____ PROVIDED DATA

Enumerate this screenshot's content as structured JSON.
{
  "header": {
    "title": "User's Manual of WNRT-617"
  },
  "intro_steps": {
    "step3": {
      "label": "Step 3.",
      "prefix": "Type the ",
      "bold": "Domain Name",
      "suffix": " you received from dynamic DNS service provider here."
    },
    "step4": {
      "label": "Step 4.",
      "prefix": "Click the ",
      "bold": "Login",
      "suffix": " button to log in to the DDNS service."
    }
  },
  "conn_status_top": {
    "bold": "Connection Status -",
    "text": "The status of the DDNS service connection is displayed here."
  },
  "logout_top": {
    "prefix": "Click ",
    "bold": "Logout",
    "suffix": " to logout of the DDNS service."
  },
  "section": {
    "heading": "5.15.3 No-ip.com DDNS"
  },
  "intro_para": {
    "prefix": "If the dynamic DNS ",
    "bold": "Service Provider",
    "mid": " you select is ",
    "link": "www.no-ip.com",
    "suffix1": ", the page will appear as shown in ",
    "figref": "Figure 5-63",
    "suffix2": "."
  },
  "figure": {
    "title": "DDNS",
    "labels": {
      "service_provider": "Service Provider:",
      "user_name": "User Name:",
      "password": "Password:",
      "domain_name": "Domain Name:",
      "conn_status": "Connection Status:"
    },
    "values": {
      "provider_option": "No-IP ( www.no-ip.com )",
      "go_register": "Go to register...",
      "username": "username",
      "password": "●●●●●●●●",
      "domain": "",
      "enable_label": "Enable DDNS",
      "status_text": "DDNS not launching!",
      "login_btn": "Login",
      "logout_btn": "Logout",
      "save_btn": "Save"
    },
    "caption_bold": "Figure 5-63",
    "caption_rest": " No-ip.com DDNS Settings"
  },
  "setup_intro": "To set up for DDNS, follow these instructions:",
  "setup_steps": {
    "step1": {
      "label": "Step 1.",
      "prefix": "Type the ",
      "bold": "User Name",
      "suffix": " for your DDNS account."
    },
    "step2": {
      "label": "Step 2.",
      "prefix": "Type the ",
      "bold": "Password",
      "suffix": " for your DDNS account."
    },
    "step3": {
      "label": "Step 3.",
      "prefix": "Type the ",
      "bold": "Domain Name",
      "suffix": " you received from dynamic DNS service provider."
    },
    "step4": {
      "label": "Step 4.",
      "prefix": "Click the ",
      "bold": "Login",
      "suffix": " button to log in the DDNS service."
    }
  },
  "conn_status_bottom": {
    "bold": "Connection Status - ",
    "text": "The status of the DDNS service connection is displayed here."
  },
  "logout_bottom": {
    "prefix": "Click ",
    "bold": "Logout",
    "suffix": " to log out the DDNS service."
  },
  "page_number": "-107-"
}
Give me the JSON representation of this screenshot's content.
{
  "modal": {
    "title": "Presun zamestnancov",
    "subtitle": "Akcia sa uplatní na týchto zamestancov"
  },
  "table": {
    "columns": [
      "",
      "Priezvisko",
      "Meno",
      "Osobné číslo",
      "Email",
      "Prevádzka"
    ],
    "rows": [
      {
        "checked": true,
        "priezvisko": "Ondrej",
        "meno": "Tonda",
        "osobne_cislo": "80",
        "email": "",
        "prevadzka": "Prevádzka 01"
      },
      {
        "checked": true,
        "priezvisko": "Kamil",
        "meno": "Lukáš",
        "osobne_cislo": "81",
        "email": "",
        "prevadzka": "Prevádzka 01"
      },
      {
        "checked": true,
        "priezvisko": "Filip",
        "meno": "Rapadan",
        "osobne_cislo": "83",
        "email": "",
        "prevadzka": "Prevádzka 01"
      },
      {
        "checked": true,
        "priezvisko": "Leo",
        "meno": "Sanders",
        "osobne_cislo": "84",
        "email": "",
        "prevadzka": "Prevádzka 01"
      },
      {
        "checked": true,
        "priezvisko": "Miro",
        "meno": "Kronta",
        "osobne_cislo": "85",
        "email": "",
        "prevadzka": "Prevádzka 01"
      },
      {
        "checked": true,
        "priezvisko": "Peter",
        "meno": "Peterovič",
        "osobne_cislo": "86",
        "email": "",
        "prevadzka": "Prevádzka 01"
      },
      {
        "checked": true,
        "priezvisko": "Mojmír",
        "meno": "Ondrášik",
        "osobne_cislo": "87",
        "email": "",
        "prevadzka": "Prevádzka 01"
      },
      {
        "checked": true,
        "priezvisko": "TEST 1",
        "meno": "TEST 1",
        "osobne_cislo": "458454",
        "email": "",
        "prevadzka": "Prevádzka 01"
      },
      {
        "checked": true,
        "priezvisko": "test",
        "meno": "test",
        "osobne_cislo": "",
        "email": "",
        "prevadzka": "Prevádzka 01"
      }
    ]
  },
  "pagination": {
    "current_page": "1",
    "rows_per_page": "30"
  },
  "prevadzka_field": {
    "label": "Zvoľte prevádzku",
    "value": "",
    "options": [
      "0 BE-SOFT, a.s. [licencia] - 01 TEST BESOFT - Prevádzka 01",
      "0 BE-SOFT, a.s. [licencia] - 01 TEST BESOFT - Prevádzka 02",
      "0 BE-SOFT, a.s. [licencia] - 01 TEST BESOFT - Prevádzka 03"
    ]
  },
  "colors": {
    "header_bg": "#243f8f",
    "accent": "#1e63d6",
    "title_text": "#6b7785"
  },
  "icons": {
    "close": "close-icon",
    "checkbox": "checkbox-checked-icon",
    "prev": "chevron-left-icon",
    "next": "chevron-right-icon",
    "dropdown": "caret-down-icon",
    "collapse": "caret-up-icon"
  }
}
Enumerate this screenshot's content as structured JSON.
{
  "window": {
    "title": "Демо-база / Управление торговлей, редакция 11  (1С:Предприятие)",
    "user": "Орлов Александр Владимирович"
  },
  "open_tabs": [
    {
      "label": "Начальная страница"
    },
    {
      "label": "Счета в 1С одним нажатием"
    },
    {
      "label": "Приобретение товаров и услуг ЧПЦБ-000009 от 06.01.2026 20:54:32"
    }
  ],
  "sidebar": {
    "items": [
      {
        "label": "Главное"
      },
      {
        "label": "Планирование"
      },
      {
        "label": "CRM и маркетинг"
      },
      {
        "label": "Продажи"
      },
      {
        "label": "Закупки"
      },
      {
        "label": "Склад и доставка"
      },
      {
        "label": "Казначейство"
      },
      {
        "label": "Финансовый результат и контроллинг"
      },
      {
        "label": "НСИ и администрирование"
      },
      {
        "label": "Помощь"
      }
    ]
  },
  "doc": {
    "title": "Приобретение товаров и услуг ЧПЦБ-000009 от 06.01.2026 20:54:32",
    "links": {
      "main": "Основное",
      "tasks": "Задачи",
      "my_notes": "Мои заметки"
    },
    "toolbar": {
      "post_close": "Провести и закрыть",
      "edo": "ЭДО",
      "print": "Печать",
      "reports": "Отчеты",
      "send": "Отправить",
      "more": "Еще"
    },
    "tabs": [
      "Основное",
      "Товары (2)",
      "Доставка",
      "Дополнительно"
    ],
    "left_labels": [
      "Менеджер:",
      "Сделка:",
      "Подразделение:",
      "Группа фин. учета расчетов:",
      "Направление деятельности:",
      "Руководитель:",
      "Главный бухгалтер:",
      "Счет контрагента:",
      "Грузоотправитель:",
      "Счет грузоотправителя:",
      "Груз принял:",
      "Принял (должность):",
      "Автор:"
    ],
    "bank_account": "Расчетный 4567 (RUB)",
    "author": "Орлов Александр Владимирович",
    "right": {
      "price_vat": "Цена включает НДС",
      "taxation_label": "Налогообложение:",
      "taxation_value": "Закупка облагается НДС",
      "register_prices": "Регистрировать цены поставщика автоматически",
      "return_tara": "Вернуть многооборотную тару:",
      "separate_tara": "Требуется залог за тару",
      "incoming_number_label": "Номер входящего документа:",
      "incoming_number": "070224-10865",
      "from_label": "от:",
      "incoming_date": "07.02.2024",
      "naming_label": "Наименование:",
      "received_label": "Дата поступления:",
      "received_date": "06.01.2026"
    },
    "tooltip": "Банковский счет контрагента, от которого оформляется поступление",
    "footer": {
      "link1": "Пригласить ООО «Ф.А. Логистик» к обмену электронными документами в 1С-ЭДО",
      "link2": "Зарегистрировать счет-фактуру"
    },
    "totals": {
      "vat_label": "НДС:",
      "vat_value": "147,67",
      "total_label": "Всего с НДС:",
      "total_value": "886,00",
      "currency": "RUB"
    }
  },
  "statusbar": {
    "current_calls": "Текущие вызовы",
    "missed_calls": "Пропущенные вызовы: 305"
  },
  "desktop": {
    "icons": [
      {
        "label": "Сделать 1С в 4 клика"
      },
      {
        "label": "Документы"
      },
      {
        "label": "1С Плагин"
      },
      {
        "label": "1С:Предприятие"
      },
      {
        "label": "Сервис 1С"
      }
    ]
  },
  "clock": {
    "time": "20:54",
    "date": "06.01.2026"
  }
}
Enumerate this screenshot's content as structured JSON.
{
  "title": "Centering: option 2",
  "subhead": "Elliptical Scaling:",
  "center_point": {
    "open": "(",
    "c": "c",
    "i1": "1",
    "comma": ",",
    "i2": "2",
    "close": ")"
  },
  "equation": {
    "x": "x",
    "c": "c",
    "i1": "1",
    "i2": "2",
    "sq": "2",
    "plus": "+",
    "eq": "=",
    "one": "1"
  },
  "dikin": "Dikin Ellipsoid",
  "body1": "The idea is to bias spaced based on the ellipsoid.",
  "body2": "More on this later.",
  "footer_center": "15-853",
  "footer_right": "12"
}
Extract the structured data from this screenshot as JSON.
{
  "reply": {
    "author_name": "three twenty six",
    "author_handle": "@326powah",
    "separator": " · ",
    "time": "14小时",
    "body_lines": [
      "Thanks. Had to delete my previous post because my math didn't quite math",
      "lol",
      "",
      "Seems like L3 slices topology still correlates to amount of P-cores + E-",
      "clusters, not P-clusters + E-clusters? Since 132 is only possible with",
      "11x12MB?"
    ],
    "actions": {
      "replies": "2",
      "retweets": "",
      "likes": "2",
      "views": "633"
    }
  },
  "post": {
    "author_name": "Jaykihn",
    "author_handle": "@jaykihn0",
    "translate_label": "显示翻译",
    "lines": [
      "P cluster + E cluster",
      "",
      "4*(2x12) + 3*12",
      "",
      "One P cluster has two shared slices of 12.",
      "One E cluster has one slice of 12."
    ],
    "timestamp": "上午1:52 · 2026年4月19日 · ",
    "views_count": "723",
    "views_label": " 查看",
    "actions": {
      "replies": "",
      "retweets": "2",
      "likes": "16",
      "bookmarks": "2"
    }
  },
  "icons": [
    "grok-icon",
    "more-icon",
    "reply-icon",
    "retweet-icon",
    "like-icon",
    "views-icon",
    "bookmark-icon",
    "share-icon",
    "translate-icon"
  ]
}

________

• EXERCISE AIM:
Looking at the material above, count the lines containing the string "вызовы" and reply with the count alone.

• RESPONSE:
2